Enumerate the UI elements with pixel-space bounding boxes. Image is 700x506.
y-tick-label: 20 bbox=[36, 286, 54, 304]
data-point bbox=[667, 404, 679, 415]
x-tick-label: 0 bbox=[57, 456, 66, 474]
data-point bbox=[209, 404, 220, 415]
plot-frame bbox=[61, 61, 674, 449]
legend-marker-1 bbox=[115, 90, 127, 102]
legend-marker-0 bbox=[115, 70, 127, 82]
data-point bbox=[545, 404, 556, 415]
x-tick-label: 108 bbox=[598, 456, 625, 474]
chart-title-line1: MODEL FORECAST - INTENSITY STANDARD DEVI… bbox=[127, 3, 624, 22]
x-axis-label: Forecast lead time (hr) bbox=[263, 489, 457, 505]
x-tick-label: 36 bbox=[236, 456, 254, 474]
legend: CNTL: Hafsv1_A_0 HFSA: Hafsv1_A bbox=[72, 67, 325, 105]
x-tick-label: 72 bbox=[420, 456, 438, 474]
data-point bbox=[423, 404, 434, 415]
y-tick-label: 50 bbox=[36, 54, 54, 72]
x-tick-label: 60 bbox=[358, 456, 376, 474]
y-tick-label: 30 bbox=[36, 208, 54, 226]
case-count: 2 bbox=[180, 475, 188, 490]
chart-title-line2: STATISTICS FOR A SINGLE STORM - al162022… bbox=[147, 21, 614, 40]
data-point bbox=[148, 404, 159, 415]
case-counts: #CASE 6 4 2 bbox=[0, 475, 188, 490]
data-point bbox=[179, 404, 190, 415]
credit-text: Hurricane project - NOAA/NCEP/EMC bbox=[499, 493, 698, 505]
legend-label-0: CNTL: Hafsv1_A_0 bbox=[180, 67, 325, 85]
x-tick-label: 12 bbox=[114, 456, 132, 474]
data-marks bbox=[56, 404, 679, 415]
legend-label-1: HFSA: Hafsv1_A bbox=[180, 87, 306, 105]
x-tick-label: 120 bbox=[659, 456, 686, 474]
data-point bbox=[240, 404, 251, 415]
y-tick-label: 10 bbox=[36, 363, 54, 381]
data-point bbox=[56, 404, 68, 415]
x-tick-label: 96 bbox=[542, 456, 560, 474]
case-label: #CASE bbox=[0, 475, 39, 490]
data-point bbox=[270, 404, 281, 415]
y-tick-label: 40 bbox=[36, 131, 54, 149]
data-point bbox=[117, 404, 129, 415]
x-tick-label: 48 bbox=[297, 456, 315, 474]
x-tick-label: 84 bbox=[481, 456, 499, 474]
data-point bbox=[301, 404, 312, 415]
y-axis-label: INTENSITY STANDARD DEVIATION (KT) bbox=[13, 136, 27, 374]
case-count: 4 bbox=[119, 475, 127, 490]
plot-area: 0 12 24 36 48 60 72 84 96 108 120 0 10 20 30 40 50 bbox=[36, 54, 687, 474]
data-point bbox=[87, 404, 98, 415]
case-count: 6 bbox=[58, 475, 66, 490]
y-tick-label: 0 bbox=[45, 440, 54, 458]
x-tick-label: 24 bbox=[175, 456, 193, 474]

* **Given exercise**:
Copy out every line of the listing above word for word, keeping the original order.

* **Result below**:
Enumerate the UI elements with pixel-space bounding boxes. Image is 700x506.
y-tick-label: 20 bbox=[36, 286, 54, 304]
data-point bbox=[667, 404, 679, 415]
x-tick-label: 0 bbox=[57, 456, 66, 474]
data-point bbox=[209, 404, 220, 415]
plot-frame bbox=[61, 61, 674, 449]
legend-marker-1 bbox=[115, 90, 127, 102]
legend-marker-0 bbox=[115, 70, 127, 82]
data-point bbox=[545, 404, 556, 415]
x-tick-label: 108 bbox=[598, 456, 625, 474]
chart-title-line1: MODEL FORECAST - INTENSITY STANDARD DEVI… bbox=[127, 3, 624, 22]
x-axis-label: Forecast lead time (hr) bbox=[263, 489, 457, 505]
x-tick-label: 36 bbox=[236, 456, 254, 474]
legend: CNTL: Hafsv1_A_0 HFSA: Hafsv1_A bbox=[72, 67, 325, 105]
x-tick-label: 72 bbox=[420, 456, 438, 474]
data-point bbox=[423, 404, 434, 415]
y-tick-label: 50 bbox=[36, 54, 54, 72]
x-tick-label: 60 bbox=[358, 456, 376, 474]
y-tick-label: 30 bbox=[36, 208, 54, 226]
case-count: 2 bbox=[180, 475, 188, 490]
chart-title-line2: STATISTICS FOR A SINGLE STORM - al162022… bbox=[147, 21, 614, 40]
data-point bbox=[148, 404, 159, 415]
case-counts: #CASE 6 4 2 bbox=[0, 475, 188, 490]
data-point bbox=[179, 404, 190, 415]
credit-text: Hurricane project - NOAA/NCEP/EMC bbox=[499, 493, 698, 505]
legend-label-0: CNTL: Hafsv1_A_0 bbox=[180, 67, 325, 85]
x-tick-label: 12 bbox=[114, 456, 132, 474]
data-marks bbox=[56, 404, 679, 415]
legend-label-1: HFSA: Hafsv1_A bbox=[180, 87, 306, 105]
x-tick-label: 120 bbox=[659, 456, 686, 474]
data-point bbox=[240, 404, 251, 415]
y-tick-label: 10 bbox=[36, 363, 54, 381]
data-point bbox=[56, 404, 68, 415]
x-tick-label: 96 bbox=[542, 456, 560, 474]
case-label: #CASE bbox=[0, 475, 39, 490]
data-point bbox=[270, 404, 281, 415]
y-tick-label: 40 bbox=[36, 131, 54, 149]
data-point bbox=[117, 404, 129, 415]
x-tick-label: 48 bbox=[297, 456, 315, 474]
x-tick-label: 84 bbox=[481, 456, 499, 474]
data-point bbox=[301, 404, 312, 415]
y-axis-label: INTENSITY STANDARD DEVIATION (KT) bbox=[13, 136, 27, 374]
case-count: 4 bbox=[119, 475, 127, 490]
plot-area: 0 12 24 36 48 60 72 84 96 108 120 0 10 20 30 40 50 bbox=[36, 54, 687, 474]
data-point bbox=[87, 404, 98, 415]
case-count: 6 bbox=[58, 475, 66, 490]
y-tick-label: 0 bbox=[45, 440, 54, 458]
x-tick-label: 24 bbox=[175, 456, 193, 474]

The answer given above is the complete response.